» Short exercise
Write out all of the entries below again, word for word and line by line.

» Rows
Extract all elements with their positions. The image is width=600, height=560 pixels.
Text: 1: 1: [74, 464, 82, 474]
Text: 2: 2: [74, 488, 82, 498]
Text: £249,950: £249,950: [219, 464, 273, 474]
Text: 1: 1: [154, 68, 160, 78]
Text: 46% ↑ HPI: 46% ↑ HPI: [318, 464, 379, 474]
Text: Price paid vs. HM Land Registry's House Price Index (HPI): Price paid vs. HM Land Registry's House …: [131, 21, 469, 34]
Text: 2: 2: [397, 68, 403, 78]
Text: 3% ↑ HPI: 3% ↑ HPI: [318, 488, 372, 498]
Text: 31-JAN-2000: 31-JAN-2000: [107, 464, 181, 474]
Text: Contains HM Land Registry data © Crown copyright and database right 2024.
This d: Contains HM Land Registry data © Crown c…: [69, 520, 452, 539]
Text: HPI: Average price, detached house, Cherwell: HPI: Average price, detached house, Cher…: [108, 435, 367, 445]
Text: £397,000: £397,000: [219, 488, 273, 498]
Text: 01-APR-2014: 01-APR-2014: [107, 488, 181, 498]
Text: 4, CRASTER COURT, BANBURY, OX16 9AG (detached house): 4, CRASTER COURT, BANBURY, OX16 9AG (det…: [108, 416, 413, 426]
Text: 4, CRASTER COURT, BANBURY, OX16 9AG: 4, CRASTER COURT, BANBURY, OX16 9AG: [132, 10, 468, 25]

» Reply
Extract all elements with their positions. The image is width=600, height=560 pixels.
Text: 1: 1: [74, 464, 82, 474]
Text: 2: 2: [74, 488, 82, 498]
Text: £249,950: £249,950: [219, 464, 273, 474]
Text: 1: 1: [154, 68, 160, 78]
Text: 46% ↑ HPI: 46% ↑ HPI: [318, 464, 379, 474]
Text: Price paid vs. HM Land Registry's House Price Index (HPI): Price paid vs. HM Land Registry's House …: [131, 21, 469, 34]
Text: 2: 2: [397, 68, 403, 78]
Text: 3% ↑ HPI: 3% ↑ HPI: [318, 488, 372, 498]
Text: 31-JAN-2000: 31-JAN-2000: [107, 464, 181, 474]
Text: Contains HM Land Registry data © Crown copyright and database right 2024.
This d: Contains HM Land Registry data © Crown c…: [69, 520, 452, 539]
Text: HPI: Average price, detached house, Cherwell: HPI: Average price, detached house, Cher…: [108, 435, 367, 445]
Text: £397,000: £397,000: [219, 488, 273, 498]
Text: 01-APR-2014: 01-APR-2014: [107, 488, 181, 498]
Text: 4, CRASTER COURT, BANBURY, OX16 9AG (detached house): 4, CRASTER COURT, BANBURY, OX16 9AG (det…: [108, 416, 413, 426]
Text: 4, CRASTER COURT, BANBURY, OX16 9AG: 4, CRASTER COURT, BANBURY, OX16 9AG: [132, 10, 468, 25]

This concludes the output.